*Your instructions*
Collect the lines of the entries where "USOil" shows up.

------------------------------

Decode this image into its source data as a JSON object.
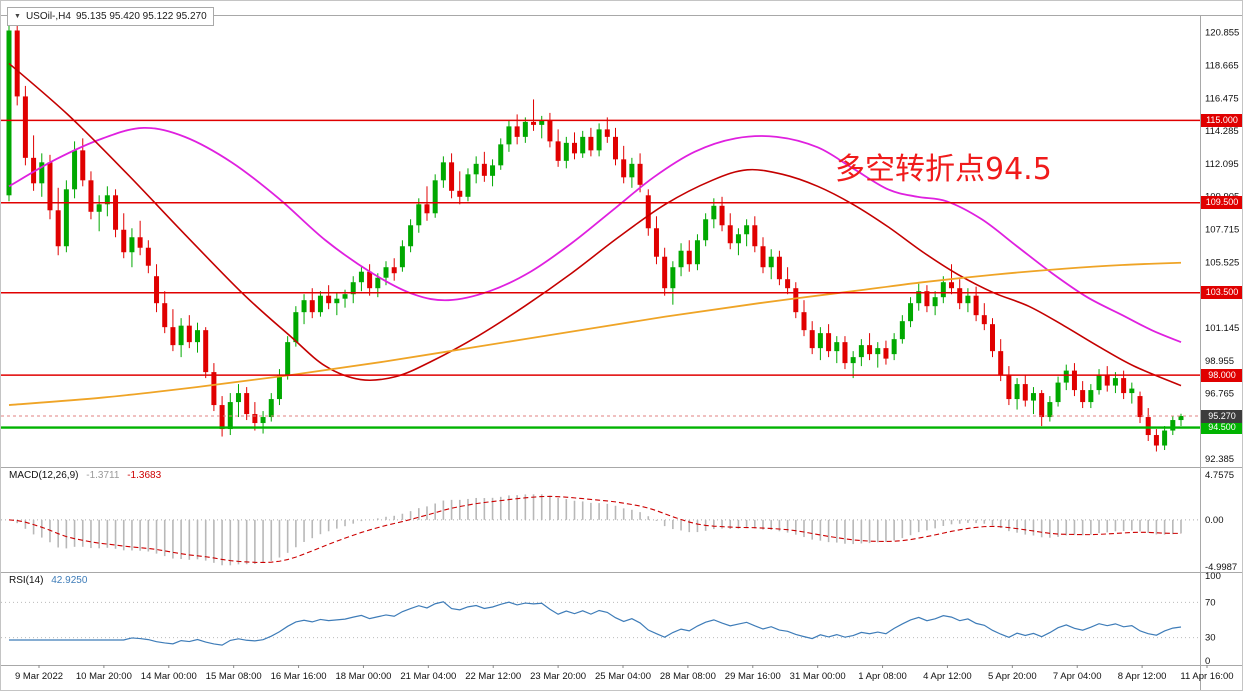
{
  "window": {
    "collapse_icon": "▼",
    "symbol": "USOil-,H4",
    "ohlc": "95.135 95.420 95.122 95.270"
  },
  "annotation": {
    "text": "多空转折点94.5",
    "color": "#f01b1b"
  },
  "colors": {
    "background": "#ffffff",
    "bull": "#00a800",
    "bear": "#e00000",
    "resistance_line": "#e00000",
    "support_line": "#00b300",
    "ma_magenta": "#df20df",
    "ma_red": "#c40000",
    "ma_orange": "#efa426",
    "macd_histogram": "#b8b8b8",
    "macd_value_main": "#9a9a9a",
    "macd_signal": "#cc0000",
    "rsi_line": "#3e7cb8",
    "axis_text": "#111111",
    "current_price_badge": "#3c3c3c",
    "current_price_line": "#e08080",
    "separator": "#a8a8a8"
  },
  "chart_data": {
    "type": "candlestick",
    "symbol": "USOil",
    "timeframe": "H4",
    "title": "USOil-,H4 95.135 95.420 95.122 95.270",
    "price_axis_labels": [
      "120.855",
      "118.665",
      "116.475",
      "114.285",
      "112.095",
      "109.905",
      "107.715",
      "105.525",
      "103.335",
      "101.145",
      "98.955",
      "96.765",
      "94.575",
      "92.385"
    ],
    "time_axis_labels": [
      "9 Mar 2022",
      "10 Mar 20:00",
      "14 Mar 00:00",
      "15 Mar 08:00",
      "16 Mar 16:00",
      "18 Mar 00:00",
      "21 Mar 04:00",
      "22 Mar 12:00",
      "23 Mar 20:00",
      "25 Mar 04:00",
      "28 Mar 08:00",
      "29 Mar 16:00",
      "31 Mar 00:00",
      "1 Apr 08:00",
      "4 Apr 12:00",
      "5 Apr 20:00",
      "7 Apr 04:00",
      "8 Apr 12:00",
      "11 Apr 16:00"
    ],
    "price_range": {
      "top": 121.9,
      "bottom": 92.0
    },
    "horizontal_lines": [
      {
        "price": 115.0,
        "label": "115.000",
        "type": "resistance"
      },
      {
        "price": 109.5,
        "label": "109.500",
        "type": "resistance"
      },
      {
        "price": 103.5,
        "label": "103.500",
        "type": "resistance"
      },
      {
        "price": 98.0,
        "label": "98.000",
        "type": "resistance"
      },
      {
        "price": 94.5,
        "label": "94.500",
        "type": "support"
      }
    ],
    "current_price": {
      "value": 95.27,
      "label": "95.270"
    },
    "candles_ohlc": [
      [
        110.0,
        121.8,
        109.6,
        121.0
      ],
      [
        121.0,
        121.6,
        116.0,
        116.6
      ],
      [
        116.6,
        117.3,
        112.0,
        112.5
      ],
      [
        112.5,
        114.0,
        110.3,
        110.8
      ],
      [
        110.8,
        112.8,
        109.9,
        112.2
      ],
      [
        112.2,
        112.7,
        108.4,
        109.0
      ],
      [
        109.0,
        110.5,
        106.0,
        106.6
      ],
      [
        106.6,
        111.0,
        106.2,
        110.4
      ],
      [
        110.4,
        113.6,
        109.8,
        113.0
      ],
      [
        113.0,
        113.8,
        110.6,
        111.0
      ],
      [
        111.0,
        111.6,
        108.4,
        108.9
      ],
      [
        108.9,
        110.0,
        107.6,
        109.4
      ],
      [
        109.4,
        110.6,
        108.6,
        110.0
      ],
      [
        110.0,
        110.4,
        107.2,
        107.7
      ],
      [
        107.7,
        108.8,
        105.8,
        106.2
      ],
      [
        106.2,
        107.8,
        105.2,
        107.2
      ],
      [
        107.2,
        108.3,
        106.0,
        106.5
      ],
      [
        106.5,
        107.0,
        104.8,
        105.3
      ],
      [
        104.6,
        105.4,
        102.2,
        102.8
      ],
      [
        102.8,
        103.6,
        100.8,
        101.2
      ],
      [
        101.2,
        102.4,
        99.6,
        100.0
      ],
      [
        100.0,
        101.8,
        99.2,
        101.3
      ],
      [
        101.3,
        102.0,
        99.8,
        100.2
      ],
      [
        100.2,
        101.5,
        99.5,
        101.0
      ],
      [
        101.0,
        101.2,
        97.8,
        98.2
      ],
      [
        98.2,
        98.8,
        95.6,
        96.0
      ],
      [
        96.0,
        96.6,
        93.9,
        94.4
      ],
      [
        94.4,
        96.8,
        94.0,
        96.2
      ],
      [
        96.2,
        97.4,
        95.2,
        96.8
      ],
      [
        96.8,
        97.2,
        95.0,
        95.4
      ],
      [
        95.4,
        96.2,
        94.3,
        94.8
      ],
      [
        94.8,
        95.6,
        94.1,
        95.2
      ],
      [
        95.2,
        96.8,
        94.9,
        96.4
      ],
      [
        96.4,
        98.4,
        96.0,
        98.0
      ],
      [
        98.0,
        100.6,
        97.7,
        100.2
      ],
      [
        100.2,
        102.6,
        99.9,
        102.2
      ],
      [
        102.2,
        103.4,
        101.4,
        103.0
      ],
      [
        103.0,
        103.8,
        101.8,
        102.2
      ],
      [
        102.2,
        103.6,
        101.9,
        103.3
      ],
      [
        103.3,
        104.0,
        102.4,
        102.8
      ],
      [
        102.8,
        103.5,
        102.0,
        103.1
      ],
      [
        103.1,
        103.7,
        102.5,
        103.4
      ],
      [
        103.4,
        104.6,
        102.8,
        104.2
      ],
      [
        104.2,
        105.2,
        103.6,
        104.9
      ],
      [
        104.9,
        105.4,
        103.3,
        103.8
      ],
      [
        103.8,
        104.8,
        103.2,
        104.5
      ],
      [
        104.5,
        105.6,
        104.0,
        105.2
      ],
      [
        105.2,
        105.8,
        104.3,
        104.8
      ],
      [
        105.2,
        107.0,
        104.9,
        106.6
      ],
      [
        106.6,
        108.4,
        106.2,
        108.0
      ],
      [
        108.0,
        109.8,
        107.5,
        109.4
      ],
      [
        109.4,
        110.6,
        108.3,
        108.8
      ],
      [
        108.8,
        111.4,
        108.5,
        111.0
      ],
      [
        111.0,
        112.6,
        110.5,
        112.2
      ],
      [
        112.2,
        112.8,
        109.8,
        110.3
      ],
      [
        110.3,
        111.6,
        109.4,
        109.9
      ],
      [
        109.9,
        111.8,
        109.6,
        111.4
      ],
      [
        111.4,
        112.6,
        110.8,
        112.1
      ],
      [
        112.1,
        112.9,
        110.9,
        111.3
      ],
      [
        111.3,
        112.4,
        110.6,
        112.0
      ],
      [
        112.0,
        113.8,
        111.7,
        113.4
      ],
      [
        113.4,
        115.0,
        112.9,
        114.6
      ],
      [
        114.6,
        115.4,
        113.4,
        113.9
      ],
      [
        113.9,
        115.2,
        113.5,
        114.9
      ],
      [
        114.9,
        116.4,
        114.3,
        114.7
      ],
      [
        114.7,
        115.3,
        113.8,
        115.0
      ],
      [
        115.0,
        115.5,
        113.2,
        113.6
      ],
      [
        113.6,
        114.4,
        111.9,
        112.3
      ],
      [
        112.3,
        113.9,
        111.8,
        113.5
      ],
      [
        113.5,
        114.2,
        112.4,
        112.8
      ],
      [
        112.8,
        114.3,
        112.5,
        113.9
      ],
      [
        113.9,
        114.5,
        112.6,
        113.0
      ],
      [
        113.0,
        114.8,
        112.6,
        114.4
      ],
      [
        114.4,
        115.2,
        113.5,
        113.9
      ],
      [
        113.9,
        114.5,
        112.0,
        112.4
      ],
      [
        112.4,
        113.3,
        110.8,
        111.2
      ],
      [
        111.2,
        112.5,
        110.5,
        112.1
      ],
      [
        112.1,
        112.8,
        110.2,
        110.7
      ],
      [
        110.0,
        110.4,
        107.3,
        107.8
      ],
      [
        107.8,
        108.6,
        105.4,
        105.9
      ],
      [
        105.9,
        106.5,
        103.3,
        103.8
      ],
      [
        103.8,
        105.6,
        102.7,
        105.2
      ],
      [
        105.2,
        106.8,
        104.6,
        106.3
      ],
      [
        106.3,
        107.0,
        104.9,
        105.4
      ],
      [
        105.4,
        107.4,
        105.0,
        107.0
      ],
      [
        107.0,
        108.8,
        106.6,
        108.4
      ],
      [
        108.4,
        109.8,
        107.8,
        109.3
      ],
      [
        109.3,
        109.9,
        107.6,
        108.0
      ],
      [
        108.0,
        108.8,
        106.4,
        106.8
      ],
      [
        106.8,
        107.8,
        106.0,
        107.4
      ],
      [
        107.4,
        108.4,
        106.6,
        108.0
      ],
      [
        108.0,
        108.6,
        106.2,
        106.6
      ],
      [
        106.6,
        107.2,
        104.8,
        105.2
      ],
      [
        105.2,
        106.4,
        104.4,
        105.9
      ],
      [
        105.9,
        106.3,
        104.0,
        104.4
      ],
      [
        104.4,
        105.2,
        103.4,
        103.8
      ],
      [
        103.8,
        104.2,
        101.8,
        102.2
      ],
      [
        102.2,
        103.0,
        100.6,
        101.0
      ],
      [
        101.0,
        101.6,
        99.4,
        99.8
      ],
      [
        99.8,
        101.2,
        99.0,
        100.8
      ],
      [
        100.8,
        101.4,
        99.2,
        99.6
      ],
      [
        99.6,
        100.6,
        98.8,
        100.2
      ],
      [
        100.2,
        100.6,
        98.4,
        98.8
      ],
      [
        98.8,
        99.6,
        97.8,
        99.2
      ],
      [
        99.2,
        100.4,
        98.6,
        100.0
      ],
      [
        100.0,
        100.8,
        99.0,
        99.4
      ],
      [
        99.4,
        100.2,
        98.5,
        99.8
      ],
      [
        99.8,
        100.3,
        98.7,
        99.1
      ],
      [
        99.4,
        100.8,
        99.0,
        100.4
      ],
      [
        100.4,
        102.0,
        100.1,
        101.6
      ],
      [
        101.6,
        103.2,
        101.2,
        102.8
      ],
      [
        102.8,
        104.1,
        102.3,
        103.6
      ],
      [
        103.6,
        104.0,
        102.2,
        102.6
      ],
      [
        102.6,
        103.6,
        102.0,
        103.2
      ],
      [
        103.2,
        104.6,
        102.8,
        104.2
      ],
      [
        104.2,
        105.4,
        103.4,
        103.8
      ],
      [
        103.8,
        104.4,
        102.4,
        102.8
      ],
      [
        102.8,
        103.8,
        102.2,
        103.3
      ],
      [
        103.3,
        103.9,
        101.6,
        102.0
      ],
      [
        102.0,
        102.8,
        101.0,
        101.4
      ],
      [
        101.4,
        101.8,
        99.2,
        99.6
      ],
      [
        99.6,
        100.4,
        97.6,
        98.0
      ],
      [
        98.0,
        98.6,
        96.0,
        96.4
      ],
      [
        96.4,
        97.8,
        95.7,
        97.4
      ],
      [
        97.4,
        98.0,
        95.9,
        96.3
      ],
      [
        96.3,
        97.2,
        95.4,
        96.8
      ],
      [
        96.8,
        97.0,
        94.6,
        95.2
      ],
      [
        95.2,
        96.6,
        94.9,
        96.2
      ],
      [
        96.2,
        97.9,
        95.9,
        97.5
      ],
      [
        97.5,
        98.7,
        97.0,
        98.3
      ],
      [
        98.3,
        98.8,
        96.6,
        97.0
      ],
      [
        97.0,
        97.6,
        95.8,
        96.2
      ],
      [
        96.2,
        97.4,
        95.8,
        97.0
      ],
      [
        97.0,
        98.4,
        96.7,
        98.0
      ],
      [
        98.0,
        98.6,
        96.9,
        97.3
      ],
      [
        97.3,
        98.2,
        96.8,
        97.8
      ],
      [
        97.8,
        98.3,
        96.4,
        96.8
      ],
      [
        96.8,
        97.5,
        96.1,
        97.1
      ],
      [
        96.6,
        96.9,
        94.8,
        95.2
      ],
      [
        95.2,
        95.8,
        93.6,
        94.0
      ],
      [
        94.0,
        94.4,
        92.9,
        93.3
      ],
      [
        93.3,
        94.6,
        93.0,
        94.3
      ],
      [
        94.3,
        95.3,
        94.0,
        95.0
      ],
      [
        95.0,
        95.42,
        94.6,
        95.27
      ]
    ],
    "moving_averages": [
      {
        "name": "ma-magenta",
        "color_key": "ma_magenta",
        "width": 1.8,
        "points": [
          [
            0,
            110.6
          ],
          [
            0.04,
            112.4
          ],
          [
            0.08,
            113.8
          ],
          [
            0.115,
            114.5
          ],
          [
            0.15,
            113.9
          ],
          [
            0.19,
            112.2
          ],
          [
            0.23,
            109.8
          ],
          [
            0.27,
            107.0
          ],
          [
            0.31,
            104.8
          ],
          [
            0.345,
            103.4
          ],
          [
            0.375,
            103.0
          ],
          [
            0.41,
            103.6
          ],
          [
            0.445,
            104.9
          ],
          [
            0.48,
            106.8
          ],
          [
            0.515,
            109.0
          ],
          [
            0.55,
            111.2
          ],
          [
            0.585,
            112.9
          ],
          [
            0.62,
            113.8
          ],
          [
            0.655,
            113.9
          ],
          [
            0.69,
            113.2
          ],
          [
            0.72,
            111.8
          ],
          [
            0.75,
            110.4
          ],
          [
            0.775,
            109.9
          ],
          [
            0.8,
            109.6
          ],
          [
            0.83,
            108.4
          ],
          [
            0.86,
            106.6
          ],
          [
            0.89,
            104.8
          ],
          [
            0.92,
            103.2
          ],
          [
            0.95,
            102.0
          ],
          [
            0.975,
            101.0
          ],
          [
            1,
            100.2
          ]
        ]
      },
      {
        "name": "ma-red",
        "color_key": "ma_red",
        "width": 1.6,
        "points": [
          [
            0,
            118.8
          ],
          [
            0.05,
            115.4
          ],
          [
            0.1,
            111.5
          ],
          [
            0.15,
            107.4
          ],
          [
            0.2,
            103.4
          ],
          [
            0.24,
            100.6
          ],
          [
            0.27,
            98.6
          ],
          [
            0.3,
            97.7
          ],
          [
            0.33,
            97.9
          ],
          [
            0.36,
            98.9
          ],
          [
            0.4,
            100.6
          ],
          [
            0.44,
            102.6
          ],
          [
            0.48,
            104.8
          ],
          [
            0.52,
            107.2
          ],
          [
            0.56,
            109.4
          ],
          [
            0.6,
            111.0
          ],
          [
            0.63,
            111.7
          ],
          [
            0.66,
            111.4
          ],
          [
            0.69,
            110.6
          ],
          [
            0.72,
            109.4
          ],
          [
            0.75,
            107.9
          ],
          [
            0.78,
            106.2
          ],
          [
            0.81,
            104.7
          ],
          [
            0.84,
            103.5
          ],
          [
            0.87,
            102.6
          ],
          [
            0.9,
            101.3
          ],
          [
            0.93,
            99.9
          ],
          [
            0.96,
            98.6
          ],
          [
            1,
            97.3
          ]
        ]
      },
      {
        "name": "ma-orange",
        "color_key": "ma_orange",
        "width": 1.8,
        "points": [
          [
            0,
            96.0
          ],
          [
            0.08,
            96.5
          ],
          [
            0.16,
            97.2
          ],
          [
            0.24,
            98.0
          ],
          [
            0.32,
            98.9
          ],
          [
            0.4,
            99.9
          ],
          [
            0.48,
            100.9
          ],
          [
            0.56,
            101.9
          ],
          [
            0.64,
            102.8
          ],
          [
            0.72,
            103.6
          ],
          [
            0.78,
            104.2
          ],
          [
            0.84,
            104.7
          ],
          [
            0.9,
            105.1
          ],
          [
            0.95,
            105.35
          ],
          [
            1,
            105.5
          ]
        ]
      }
    ],
    "macd": {
      "label": "MACD(12,26,9)",
      "main_value": "-1.3711",
      "signal_value": "-1.3683",
      "fast": 12,
      "slow": 26,
      "signal": 9,
      "axis_labels": [
        {
          "value": 4.7575,
          "label": "4.7575"
        },
        {
          "value": 0,
          "label": "0.00"
        },
        {
          "value": -4.9987,
          "label": "-4.9987"
        }
      ],
      "scale": {
        "max": 4.7575,
        "min": -4.9987
      }
    },
    "rsi": {
      "label": "RSI(14)",
      "value": "42.9250",
      "period": 14,
      "levels": [
        70,
        30
      ],
      "axis_labels": [
        {
          "value": 100,
          "label": "100"
        },
        {
          "value": 70,
          "label": "70"
        },
        {
          "value": 30,
          "label": "30"
        },
        {
          "value": 0,
          "label": "0"
        }
      ],
      "scale": {
        "max": 100,
        "min": 0
      }
    }
  }
}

------------------------------

*Task solution*
    "symbol": "USOil-,H4",
    "symbol": "USOil",
    "title": "USOil-,H4 95.135 95.420 95.122 95.270",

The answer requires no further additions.